>> begin

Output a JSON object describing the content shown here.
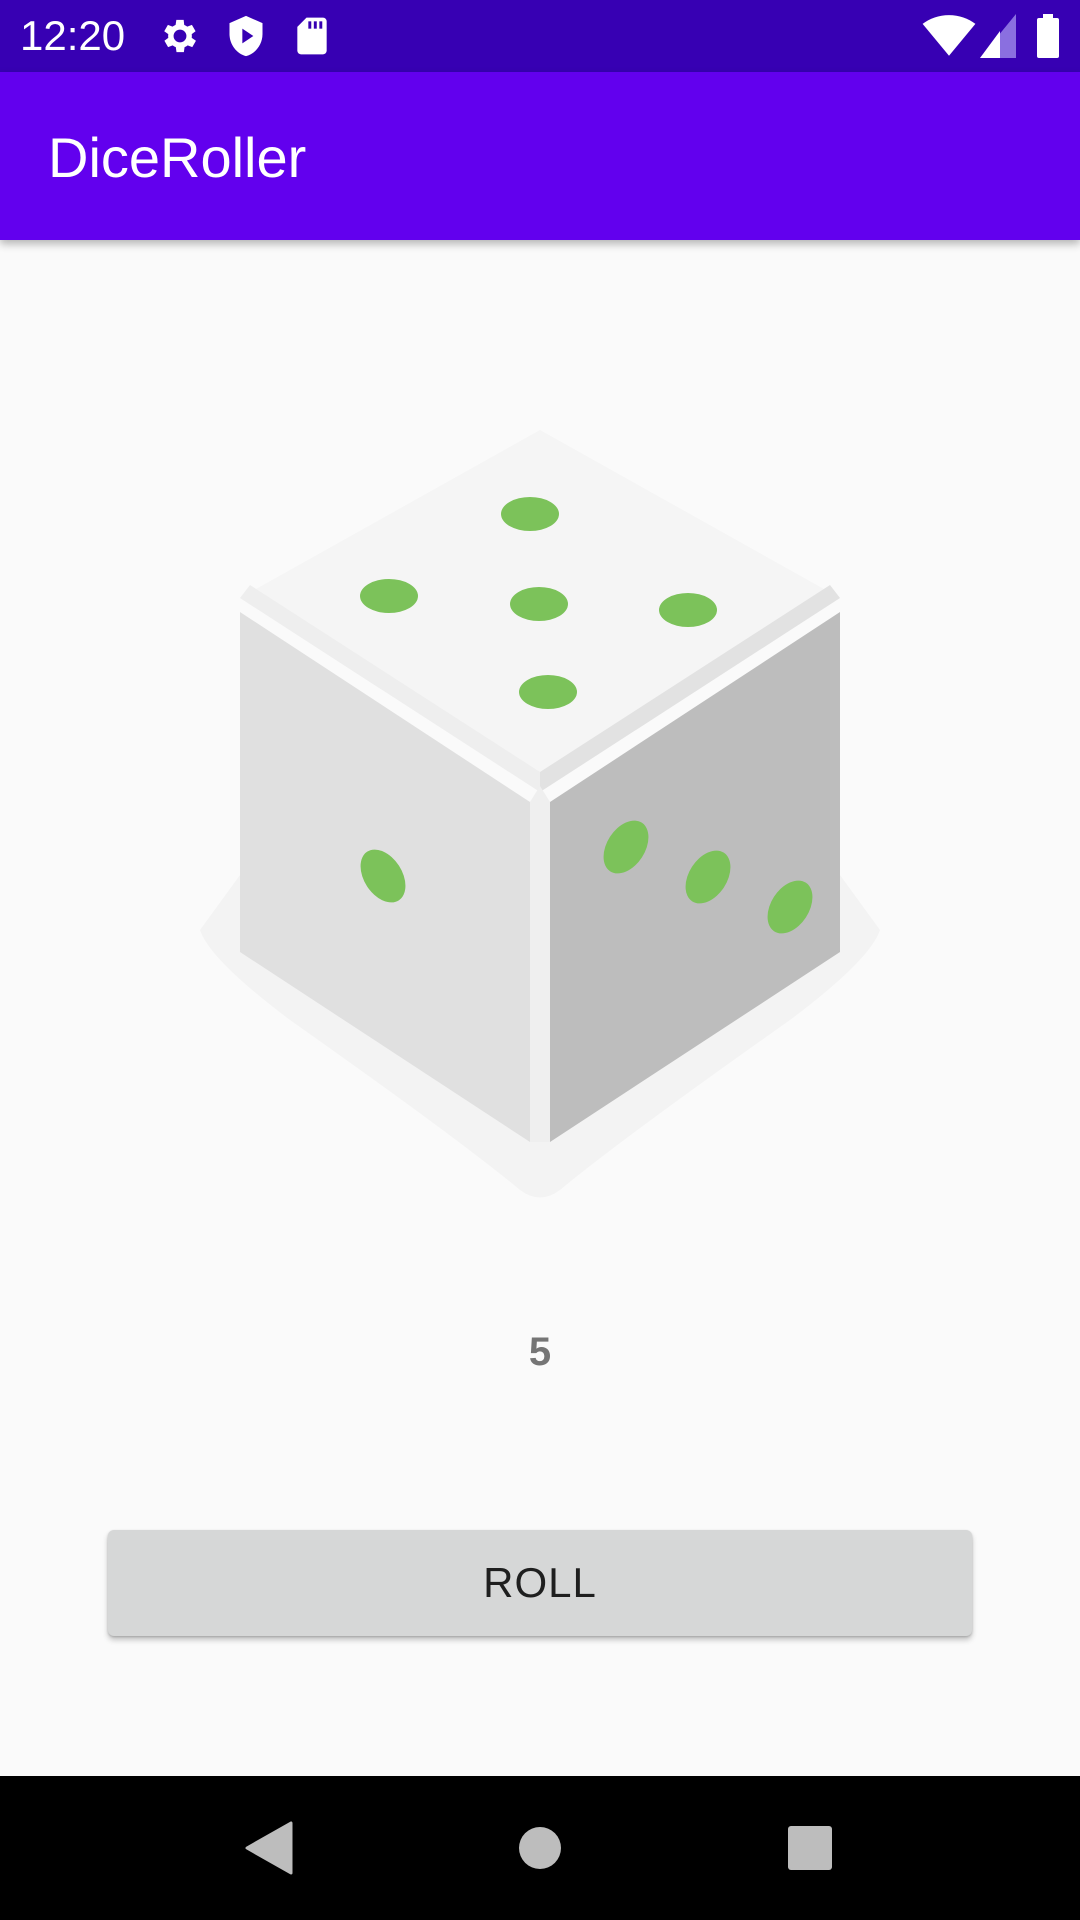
{
  "status_bar": {
    "time": "12:20",
    "left_icons": [
      "gear-icon",
      "shield-play-icon",
      "sd-card-icon"
    ],
    "right_icons": [
      "wifi-icon",
      "cellular-signal-icon",
      "battery-icon"
    ],
    "background": "#3700b3"
  },
  "app_bar": {
    "title": "DiceRoller",
    "background": "#6200ee"
  },
  "dice": {
    "icon": "dice-icon",
    "top_face_pips": 5,
    "left_face_pips": 1,
    "right_face_pips": 3,
    "pip_color": "#7cc25a"
  },
  "result": {
    "value": "5"
  },
  "roll_button": {
    "label": "ROLL"
  },
  "nav_bar": {
    "buttons": [
      "back-icon",
      "home-icon",
      "recents-icon"
    ]
  }
}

>> end

## [Goal of the exercise]
Will you restate every entry word for word and omit the images?

## [Exercise answer]
Output a JSON object describing the content shown here.
{
  "status_bar": {
    "time": "12:20",
    "left_icons": [
      "gear-icon",
      "shield-play-icon",
      "sd-card-icon"
    ],
    "right_icons": [
      "wifi-icon",
      "cellular-signal-icon",
      "battery-icon"
    ],
    "background": "#3700b3"
  },
  "app_bar": {
    "title": "DiceRoller",
    "background": "#6200ee"
  },
  "dice": {
    "icon": "dice-icon",
    "top_face_pips": 5,
    "left_face_pips": 1,
    "right_face_pips": 3,
    "pip_color": "#7cc25a"
  },
  "result": {
    "value": "5"
  },
  "roll_button": {
    "label": "ROLL"
  },
  "nav_bar": {
    "buttons": [
      "back-icon",
      "home-icon",
      "recents-icon"
    ]
  }
}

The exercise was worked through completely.